[Written exercise]
Find each line with the string "Thread" and copy it.

[Begin Given entries]

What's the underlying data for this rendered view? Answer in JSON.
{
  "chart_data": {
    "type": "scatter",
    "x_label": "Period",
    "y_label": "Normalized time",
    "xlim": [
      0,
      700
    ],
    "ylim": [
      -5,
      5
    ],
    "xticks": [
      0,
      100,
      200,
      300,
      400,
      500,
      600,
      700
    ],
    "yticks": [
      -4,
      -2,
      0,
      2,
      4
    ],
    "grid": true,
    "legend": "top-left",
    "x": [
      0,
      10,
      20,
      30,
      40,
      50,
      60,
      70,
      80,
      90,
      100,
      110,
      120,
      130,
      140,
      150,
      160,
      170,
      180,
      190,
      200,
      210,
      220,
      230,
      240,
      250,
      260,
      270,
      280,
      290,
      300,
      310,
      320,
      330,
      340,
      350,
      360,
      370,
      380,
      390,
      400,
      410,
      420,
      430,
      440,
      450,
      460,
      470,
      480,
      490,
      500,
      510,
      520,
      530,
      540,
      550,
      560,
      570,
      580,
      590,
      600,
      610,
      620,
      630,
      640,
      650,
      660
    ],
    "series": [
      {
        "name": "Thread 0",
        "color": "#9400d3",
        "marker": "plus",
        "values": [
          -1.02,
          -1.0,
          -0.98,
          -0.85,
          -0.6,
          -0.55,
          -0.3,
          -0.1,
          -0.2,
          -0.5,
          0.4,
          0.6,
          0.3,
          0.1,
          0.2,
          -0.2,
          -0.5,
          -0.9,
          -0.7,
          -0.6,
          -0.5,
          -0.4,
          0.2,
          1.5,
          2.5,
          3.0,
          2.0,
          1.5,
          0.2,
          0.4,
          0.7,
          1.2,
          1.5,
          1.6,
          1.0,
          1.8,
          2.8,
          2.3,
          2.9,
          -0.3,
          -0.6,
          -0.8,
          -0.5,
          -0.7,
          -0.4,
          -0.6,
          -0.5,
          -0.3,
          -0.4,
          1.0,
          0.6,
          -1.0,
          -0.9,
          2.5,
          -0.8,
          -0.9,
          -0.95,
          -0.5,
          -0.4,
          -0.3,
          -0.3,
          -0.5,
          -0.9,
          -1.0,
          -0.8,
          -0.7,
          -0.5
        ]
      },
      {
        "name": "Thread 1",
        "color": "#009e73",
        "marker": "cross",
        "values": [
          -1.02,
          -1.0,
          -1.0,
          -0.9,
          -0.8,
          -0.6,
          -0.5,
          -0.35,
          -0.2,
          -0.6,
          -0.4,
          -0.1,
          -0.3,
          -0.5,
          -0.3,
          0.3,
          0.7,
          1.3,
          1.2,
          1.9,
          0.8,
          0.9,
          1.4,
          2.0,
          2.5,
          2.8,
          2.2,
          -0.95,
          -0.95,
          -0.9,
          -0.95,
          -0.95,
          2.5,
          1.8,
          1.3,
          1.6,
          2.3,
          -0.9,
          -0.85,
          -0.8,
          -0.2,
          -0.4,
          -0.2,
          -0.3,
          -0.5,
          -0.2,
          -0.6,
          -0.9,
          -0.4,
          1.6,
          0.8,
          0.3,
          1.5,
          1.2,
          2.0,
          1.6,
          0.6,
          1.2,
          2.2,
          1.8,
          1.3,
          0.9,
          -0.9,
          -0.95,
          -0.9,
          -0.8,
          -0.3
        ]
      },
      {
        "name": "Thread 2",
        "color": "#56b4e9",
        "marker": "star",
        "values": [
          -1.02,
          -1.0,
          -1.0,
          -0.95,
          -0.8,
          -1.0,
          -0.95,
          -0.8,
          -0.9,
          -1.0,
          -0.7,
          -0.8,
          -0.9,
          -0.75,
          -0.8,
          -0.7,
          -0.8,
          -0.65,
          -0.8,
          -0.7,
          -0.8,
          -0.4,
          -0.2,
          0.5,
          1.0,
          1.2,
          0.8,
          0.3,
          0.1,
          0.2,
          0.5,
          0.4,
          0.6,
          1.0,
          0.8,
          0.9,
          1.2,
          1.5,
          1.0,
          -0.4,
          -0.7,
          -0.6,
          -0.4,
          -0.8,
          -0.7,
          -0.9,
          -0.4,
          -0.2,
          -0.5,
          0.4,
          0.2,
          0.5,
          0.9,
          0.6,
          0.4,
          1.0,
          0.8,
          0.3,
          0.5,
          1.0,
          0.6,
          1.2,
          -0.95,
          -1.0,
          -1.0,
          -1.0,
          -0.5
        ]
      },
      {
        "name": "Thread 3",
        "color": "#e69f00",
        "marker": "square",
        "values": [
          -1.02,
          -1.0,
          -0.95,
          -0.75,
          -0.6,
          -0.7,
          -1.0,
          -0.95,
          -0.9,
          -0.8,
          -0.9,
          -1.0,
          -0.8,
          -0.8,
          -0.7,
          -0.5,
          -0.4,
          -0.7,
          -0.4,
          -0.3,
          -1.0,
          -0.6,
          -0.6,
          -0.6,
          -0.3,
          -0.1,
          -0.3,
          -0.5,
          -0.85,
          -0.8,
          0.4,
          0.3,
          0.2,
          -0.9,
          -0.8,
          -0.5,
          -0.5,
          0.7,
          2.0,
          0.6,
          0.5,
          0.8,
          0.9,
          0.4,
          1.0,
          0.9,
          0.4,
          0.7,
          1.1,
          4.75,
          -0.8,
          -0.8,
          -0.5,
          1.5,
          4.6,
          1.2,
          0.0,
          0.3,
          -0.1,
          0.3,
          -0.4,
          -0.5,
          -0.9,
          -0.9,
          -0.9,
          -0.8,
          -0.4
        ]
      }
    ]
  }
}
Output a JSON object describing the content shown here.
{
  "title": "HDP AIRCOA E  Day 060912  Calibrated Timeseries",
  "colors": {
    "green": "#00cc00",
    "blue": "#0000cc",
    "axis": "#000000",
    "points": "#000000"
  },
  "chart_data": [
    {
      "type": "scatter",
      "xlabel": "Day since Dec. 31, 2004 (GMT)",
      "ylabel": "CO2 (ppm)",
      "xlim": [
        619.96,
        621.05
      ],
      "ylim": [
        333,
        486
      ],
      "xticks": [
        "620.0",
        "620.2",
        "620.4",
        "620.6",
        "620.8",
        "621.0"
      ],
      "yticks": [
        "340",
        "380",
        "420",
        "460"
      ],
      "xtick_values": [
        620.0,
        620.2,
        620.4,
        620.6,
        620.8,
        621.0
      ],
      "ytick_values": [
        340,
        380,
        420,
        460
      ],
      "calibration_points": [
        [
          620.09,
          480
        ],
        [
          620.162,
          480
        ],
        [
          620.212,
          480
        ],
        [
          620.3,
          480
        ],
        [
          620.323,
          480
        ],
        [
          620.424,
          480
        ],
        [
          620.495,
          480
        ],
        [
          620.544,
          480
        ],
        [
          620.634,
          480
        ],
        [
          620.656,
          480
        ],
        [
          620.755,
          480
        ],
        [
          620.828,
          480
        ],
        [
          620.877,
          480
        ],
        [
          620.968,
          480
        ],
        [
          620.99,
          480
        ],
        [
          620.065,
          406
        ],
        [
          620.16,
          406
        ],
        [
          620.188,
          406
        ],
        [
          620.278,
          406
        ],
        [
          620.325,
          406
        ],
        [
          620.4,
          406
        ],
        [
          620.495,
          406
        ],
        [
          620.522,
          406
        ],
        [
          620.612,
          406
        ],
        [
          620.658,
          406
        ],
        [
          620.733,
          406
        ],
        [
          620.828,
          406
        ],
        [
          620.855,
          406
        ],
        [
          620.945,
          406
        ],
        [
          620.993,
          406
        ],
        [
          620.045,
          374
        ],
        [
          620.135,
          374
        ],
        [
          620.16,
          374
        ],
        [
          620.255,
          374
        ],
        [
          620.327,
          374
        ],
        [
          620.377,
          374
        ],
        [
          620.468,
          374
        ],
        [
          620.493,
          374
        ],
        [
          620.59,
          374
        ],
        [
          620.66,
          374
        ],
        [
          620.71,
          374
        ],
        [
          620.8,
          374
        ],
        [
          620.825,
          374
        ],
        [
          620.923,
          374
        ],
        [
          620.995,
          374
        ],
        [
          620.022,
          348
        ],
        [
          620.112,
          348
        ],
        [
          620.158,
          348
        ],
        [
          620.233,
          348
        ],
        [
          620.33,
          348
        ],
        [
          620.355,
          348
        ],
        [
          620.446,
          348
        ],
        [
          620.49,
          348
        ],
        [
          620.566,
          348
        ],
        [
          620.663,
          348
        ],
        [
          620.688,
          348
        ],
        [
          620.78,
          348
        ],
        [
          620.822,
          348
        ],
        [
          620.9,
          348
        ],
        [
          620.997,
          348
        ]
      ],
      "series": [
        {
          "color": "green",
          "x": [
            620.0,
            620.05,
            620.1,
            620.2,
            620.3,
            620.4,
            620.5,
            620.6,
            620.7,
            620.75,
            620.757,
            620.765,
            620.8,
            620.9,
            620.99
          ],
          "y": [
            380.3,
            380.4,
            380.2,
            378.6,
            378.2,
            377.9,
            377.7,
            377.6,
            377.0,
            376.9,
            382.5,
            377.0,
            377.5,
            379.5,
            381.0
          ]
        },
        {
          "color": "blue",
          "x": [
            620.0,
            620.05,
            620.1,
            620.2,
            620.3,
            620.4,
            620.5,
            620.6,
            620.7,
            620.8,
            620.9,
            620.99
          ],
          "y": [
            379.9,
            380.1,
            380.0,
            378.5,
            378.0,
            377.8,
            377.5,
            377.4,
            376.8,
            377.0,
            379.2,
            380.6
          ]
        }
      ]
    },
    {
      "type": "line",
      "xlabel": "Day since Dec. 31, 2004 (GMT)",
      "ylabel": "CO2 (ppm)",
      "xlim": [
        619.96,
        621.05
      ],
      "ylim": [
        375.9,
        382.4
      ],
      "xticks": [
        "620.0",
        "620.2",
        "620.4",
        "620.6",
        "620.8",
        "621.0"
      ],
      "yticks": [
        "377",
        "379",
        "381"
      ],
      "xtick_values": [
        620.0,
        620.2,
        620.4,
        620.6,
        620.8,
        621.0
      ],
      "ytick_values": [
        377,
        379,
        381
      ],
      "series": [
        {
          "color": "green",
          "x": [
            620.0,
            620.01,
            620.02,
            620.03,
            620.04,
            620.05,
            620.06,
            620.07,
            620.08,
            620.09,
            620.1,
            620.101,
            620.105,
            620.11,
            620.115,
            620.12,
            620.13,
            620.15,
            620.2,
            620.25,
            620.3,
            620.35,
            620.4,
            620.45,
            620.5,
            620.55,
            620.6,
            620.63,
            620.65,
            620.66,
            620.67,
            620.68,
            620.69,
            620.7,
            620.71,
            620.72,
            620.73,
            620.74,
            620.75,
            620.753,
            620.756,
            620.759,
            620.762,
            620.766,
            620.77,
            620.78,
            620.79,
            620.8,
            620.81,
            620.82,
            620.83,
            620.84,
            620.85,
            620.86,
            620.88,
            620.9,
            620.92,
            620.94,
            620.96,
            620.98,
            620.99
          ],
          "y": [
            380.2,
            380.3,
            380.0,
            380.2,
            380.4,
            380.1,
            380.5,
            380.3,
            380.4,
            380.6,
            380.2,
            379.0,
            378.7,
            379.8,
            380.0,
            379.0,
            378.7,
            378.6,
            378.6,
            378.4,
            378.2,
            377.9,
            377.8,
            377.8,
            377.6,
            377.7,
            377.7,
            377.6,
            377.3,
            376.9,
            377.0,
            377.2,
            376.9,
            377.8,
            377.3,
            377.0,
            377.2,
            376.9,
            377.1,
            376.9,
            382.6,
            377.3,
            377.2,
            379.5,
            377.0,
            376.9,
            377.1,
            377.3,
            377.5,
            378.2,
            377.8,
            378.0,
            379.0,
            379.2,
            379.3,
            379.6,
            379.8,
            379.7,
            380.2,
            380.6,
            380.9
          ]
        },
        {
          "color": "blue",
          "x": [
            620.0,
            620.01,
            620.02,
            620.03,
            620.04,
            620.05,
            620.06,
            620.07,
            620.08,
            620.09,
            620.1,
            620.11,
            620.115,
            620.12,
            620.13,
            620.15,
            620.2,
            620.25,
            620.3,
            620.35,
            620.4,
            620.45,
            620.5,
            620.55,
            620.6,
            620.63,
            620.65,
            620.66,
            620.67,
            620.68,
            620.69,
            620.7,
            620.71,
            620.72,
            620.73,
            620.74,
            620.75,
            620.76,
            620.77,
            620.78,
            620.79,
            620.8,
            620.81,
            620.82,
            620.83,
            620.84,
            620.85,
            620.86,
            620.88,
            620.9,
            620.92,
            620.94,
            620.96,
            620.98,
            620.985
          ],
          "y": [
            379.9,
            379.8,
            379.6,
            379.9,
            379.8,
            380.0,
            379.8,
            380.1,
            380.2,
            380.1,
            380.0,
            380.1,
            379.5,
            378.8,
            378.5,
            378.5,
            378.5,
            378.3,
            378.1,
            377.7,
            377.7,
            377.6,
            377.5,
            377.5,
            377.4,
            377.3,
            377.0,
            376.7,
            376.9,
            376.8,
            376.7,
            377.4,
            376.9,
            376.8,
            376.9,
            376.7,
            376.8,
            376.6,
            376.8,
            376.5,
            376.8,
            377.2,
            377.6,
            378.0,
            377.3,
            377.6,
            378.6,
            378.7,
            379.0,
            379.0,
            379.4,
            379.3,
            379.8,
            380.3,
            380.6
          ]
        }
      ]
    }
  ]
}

[End Given entries]

[Expected answer]
        "name": "Thread 0",
        "name": "Thread 1",
        "name": "Thread 2",
        "name": "Thread 3",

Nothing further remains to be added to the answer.